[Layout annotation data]
^^^^^^^^^^^^^^^^
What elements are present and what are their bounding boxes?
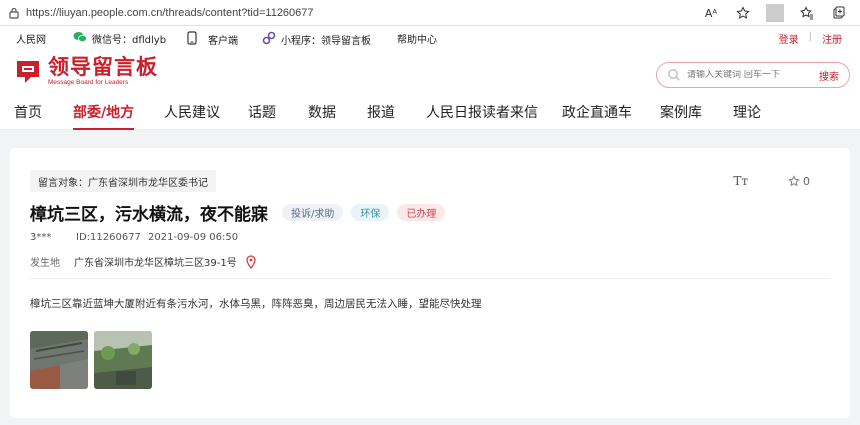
- lock-icon[interactable]: [6, 5, 22, 21]
- type-badge: 投诉/求助: [282, 204, 344, 221]
- collections-icon[interactable]: [830, 4, 848, 22]
- post-meta: 3*** ID:11260677 2021-09-09 06:50: [30, 232, 238, 243]
- auth-separator: |: [808, 31, 812, 42]
- wechat-label: 微信号：dfldlyb: [92, 35, 167, 46]
- post-user: 3***: [30, 232, 52, 243]
- logo-title: 领导留言板: [48, 55, 158, 79]
- people-net-link[interactable]: 人民网: [16, 31, 46, 46]
- utility-bar: 人民网 微信号：dfldlyb 客户端 小程序：领导留言板 帮助中心 登录 | …: [0, 26, 860, 50]
- nav-item-theory[interactable]: 理论: [733, 102, 761, 128]
- post-tools: Tт 0: [733, 174, 810, 188]
- post-time: 2021-09-09 06:50: [148, 232, 239, 243]
- miniprogram-label: 小程序：领导留言板: [281, 36, 371, 47]
- location-row: 发生地 广东省深圳市龙华区樟坑三区39-1号: [30, 254, 257, 269]
- client-label: 客户端: [208, 36, 238, 47]
- map-pin-icon[interactable]: [245, 254, 257, 269]
- topic-badge: 环保: [351, 204, 390, 221]
- status-badge: 已办理: [397, 204, 446, 221]
- help-link[interactable]: 帮助中心: [397, 31, 437, 46]
- post-images: [30, 331, 152, 389]
- nav-item-case-library[interactable]: 案例库: [660, 102, 702, 128]
- miniprogram-icon: [262, 31, 276, 48]
- star-icon: [788, 175, 800, 187]
- content-divider: [30, 278, 830, 279]
- search-icon: [668, 69, 680, 81]
- main-nav: 首页 部委/地方 人民建议 话题 数据 报道 人民日报读者来信 政企直通车 案例…: [0, 96, 860, 130]
- wechat-icon: [73, 31, 87, 46]
- client-link[interactable]: 客户端: [187, 31, 238, 48]
- people-net-label: 人民网: [16, 35, 46, 46]
- help-label: 帮助中心: [397, 35, 437, 46]
- register-link[interactable]: 注册: [822, 31, 842, 46]
- title-row: 樟坑三区，污水横流，夜不能寐 投诉/求助 环保 已办理: [30, 200, 446, 225]
- search-box: 搜索: [656, 62, 850, 88]
- message-target: 留言对象：广东省深圳市龙华区委书记: [30, 170, 216, 192]
- nav-item-home[interactable]: 首页: [14, 102, 42, 128]
- post-id: ID:11260677: [76, 232, 141, 243]
- font-size-icon[interactable]: Tт: [733, 174, 748, 188]
- phone-icon: [187, 31, 197, 48]
- post-image-thumbnail[interactable]: [30, 331, 88, 389]
- logo-mark-icon: [17, 61, 39, 83]
- nav-item-reader-letters[interactable]: 人民日报读者来信: [426, 102, 538, 128]
- read-aloud-icon[interactable]: Aᴬ: [702, 4, 720, 22]
- nav-item-topics[interactable]: 话题: [248, 102, 276, 128]
- wechat-link[interactable]: 微信号：dfldlyb: [73, 31, 166, 46]
- nav-item-people-suggestions[interactable]: 人民建议: [164, 102, 220, 128]
- nav-item-ministries-local[interactable]: 部委/地方: [73, 102, 135, 130]
- location-label: 发生地: [30, 258, 60, 269]
- favorite-count: 0: [803, 174, 810, 188]
- site-header: 领导留言板 Message Board for Leaders 搜索: [0, 50, 860, 96]
- search-input[interactable]: [687, 70, 807, 80]
- logo-subtitle: Message Board for Leaders: [48, 79, 129, 86]
- browser-toolbar: Aᴬ: [702, 4, 848, 22]
- nav-item-reports[interactable]: 报道: [367, 102, 395, 128]
- search-button[interactable]: 搜索: [819, 68, 839, 83]
- auth-links: 登录 | 注册: [779, 31, 842, 46]
- url-text[interactable]: https://liuyan.people.com.cn/threads/con…: [26, 7, 314, 19]
- nav-item-data[interactable]: 数据: [308, 102, 336, 128]
- site-logo[interactable]: 领导留言板 Message Board for Leaders: [14, 56, 158, 86]
- toolbar-divider: [766, 4, 784, 22]
- miniprogram-link[interactable]: 小程序：领导留言板: [262, 31, 371, 48]
- post-title: 樟坑三区，污水横流，夜不能寐: [30, 205, 268, 225]
- favorites-icon[interactable]: [798, 4, 816, 22]
- browser-address-bar: https://liuyan.people.com.cn/threads/con…: [0, 0, 860, 26]
- post-image-thumbnail[interactable]: [94, 331, 152, 389]
- location-text: 广东省深圳市龙华区樟坑三区39-1号: [74, 258, 237, 269]
- favorite-add-icon[interactable]: [734, 4, 752, 22]
- favorite-button[interactable]: 0: [788, 175, 810, 188]
- nav-item-gov-enterprise[interactable]: 政企直通车: [562, 102, 632, 128]
- post-body: 樟坑三区靠近蓝坤大厦附近有条污水河，水体乌黑，阵阵恶臭，周边居民无法入睡，望能尽…: [30, 298, 482, 310]
- post-card: 留言对象：广东省深圳市龙华区委书记 Tт 0 樟坑三区，污水横流，夜不能寐 投诉…: [10, 148, 850, 418]
- login-link[interactable]: 登录: [779, 31, 799, 46]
^^^^^^^^^^^^^^^^
Convert each line of the data above into a JSON list of strings, one string per line, skipping blank lines and leaving out the pictures.

• _PROBLEM SOLUTION_
[
  "What elements are present and what are their bounding boxes?",
  "- lock-icon[interactable]: [6, 5, 22, 21]",
  "- type-badge: 投诉/求助: [282, 204, 344, 221]",
  "- collections-icon[interactable]: [830, 4, 848, 22]",
  "- post-meta: 3*** ID:11260677 2021-09-09 06:50: [30, 232, 238, 243]",
  "- auth-separator: |: [808, 31, 812, 42]",
  "- wechat-label: 微信号：dfldlyb: [92, 35, 167, 46]",
  "- post-user: 3***: [30, 232, 52, 243]",
  "- logo-title: 领导留言板: [48, 55, 158, 79]",
  "- people-net-link[interactable]: 人民网: [16, 31, 46, 46]",
  "- utility-bar: 人民网 微信号：dfldlyb 客户端 小程序：领导留言板 帮助中心 登录 | …: [0, 26, 860, 50]",
  "- nav-item-theory[interactable]: 理论: [733, 102, 761, 128]",
  "- post-tools: Tт 0: [733, 174, 810, 188]",
  "- post-time: 2021-09-09 06:50: [148, 232, 239, 243]",
  "- miniprogram-label: 小程序：领导留言板: [281, 36, 371, 47]",
  "- location-row: 发生地 广东省深圳市龙华区樟坑三区39-1号: [30, 254, 257, 269]",
  "- client-label: 客户端: [208, 36, 238, 47]",
  "- map-pin-icon[interactable]: [245, 254, 257, 269]",
  "- topic-badge: 环保: [351, 204, 390, 221]",
  "- status-badge: 已办理: [397, 204, 446, 221]",
  "- help-link[interactable]: 帮助中心: [397, 31, 437, 46]",
  "- post-images: [30, 331, 152, 389]",
  "- nav-item-case-library[interactable]: 案例库: [660, 102, 702, 128]",
  "- miniprogram-icon: [262, 31, 276, 48]",
  "- star-icon: [788, 175, 800, 187]",
  "- content-divider: [30, 278, 830, 279]",
  "- search-icon: [668, 69, 680, 81]",
  "- main-nav: 首页 部委/地方 人民建议 话题 数据 报道 人民日报读者来信 政企直通车 案例…: [0, 96, 860, 130]",
  "- wechat-icon: [73, 31, 87, 46]",
  "- client-link[interactable]: 客户端: [187, 31, 238, 48]",
  "- people-net-label: 人民网: [16, 35, 46, 46]",
  "- help-label: 帮助中心: [397, 35, 437, 46]",
  "- register-link[interactable]: 注册: [822, 31, 842, 46]",
  "- title-row: 樟坑三区，污水横流，夜不能寐 投诉/求助 环保 已办理: [30, 200, 446, 225]",
  "- search-box: 搜索: [656, 62, 850, 88]",
  "- message-target: 留言对象：广东省深圳市龙华区委书记: [30, 170, 216, 192]",
  "- nav-item-home[interactable]: 首页: [14, 102, 42, 128]",
  "- post-id: ID:11260677: [76, 232, 141, 243]",
  "- font-size-icon[interactable]: Tт: [733, 174, 748, 188]",
  "- phone-icon: [187, 31, 197, 48]",
  "- post-image-thumbnail[interactable]: [30, 331, 88, 389]",
  "- logo-mark-icon: [17, 61, 39, 83]",
  "- nav-item-reader-letters[interactable]: 人民日报读者来信: [426, 102, 538, 128]",
  "- read-aloud-icon[interactable]: Aᴬ: [702, 4, 720, 22]",
  "- nav-item-topics[interactable]: 话题: [248, 102, 276, 128]",
  "- wechat-link[interactable]: 微信号：dfldlyb: [73, 31, 166, 46]",
  "- nav-item-people-suggestions[interactable]: 人民建议: [164, 102, 220, 128]",
  "- nav-item-ministries-local[interactable]: 部委/地方: [73, 102, 135, 130]",
  "- location-label: 发生地: [30, 258, 60, 269]",
  "- favorite-count: 0: [803, 174, 810, 188]",
  "- site-header: 领导留言板 Message Board for Leaders 搜索: [0, 50, 860, 96]",
  "- search-input[interactable]: [687, 70, 807, 80]",
  "- logo-subtitle: Message Board for Leaders: [48, 79, 129, 86]",
  "- browser-toolbar: Aᴬ: [702, 4, 848, 22]",
  "- nav-item-reports[interactable]: 报道: [367, 102, 395, 128]",
  "- search-button[interactable]: 搜索: [819, 68, 839, 83]",
  "- auth-links: 登录 | 注册: [779, 31, 842, 46]",
  "- url-text[interactable]: https://liuyan.people.com.cn/threads/con…: [26, 7, 314, 19]",
  "- nav-item-data[interactable]: 数据: [308, 102, 336, 128]",
  "- site-logo[interactable]: 领导留言板 Message Board for Leaders: [14, 56, 158, 86]",
  "- toolbar-divider: [766, 4, 784, 22]",
  "- miniprogram-link[interactable]: 小程序：领导留言板: [262, 31, 371, 48]",
  "- post-title: 樟坑三区，污水横流，夜不能寐: [30, 205, 268, 225]",
  "- favorites-icon[interactable]: [798, 4, 816, 22]",
  "- browser-address-bar: https://liuyan.people.com.cn/threads/con…: [0, 0, 860, 26]",
  "- post-image-thumbnail[interactable]: [94, 331, 152, 389]",
  "- location-text: 广东省深圳市龙华区樟坑三区39-1号: [74, 258, 237, 269]",
  "- favorite-add-icon[interactable]: [734, 4, 752, 22]",
  "- favorite-button[interactable]: 0: [788, 175, 810, 188]",
  "- nav-item-gov-enterprise[interactable]: 政企直通车: [562, 102, 632, 128]",
  "- post-body: 樟坑三区靠近蓝坤大厦附近有条污水河，水体乌黑，阵阵恶臭，周边居民无法入睡，望能尽…: [30, 298, 482, 310]",
  "- post-card: 留言对象：广东省深圳市龙华区委书记 Tт 0 樟坑三区，污水横流，夜不能寐 投诉…: [10, 148, 850, 418]",
  "- login-link[interactable]: 登录: [779, 31, 799, 46]"
]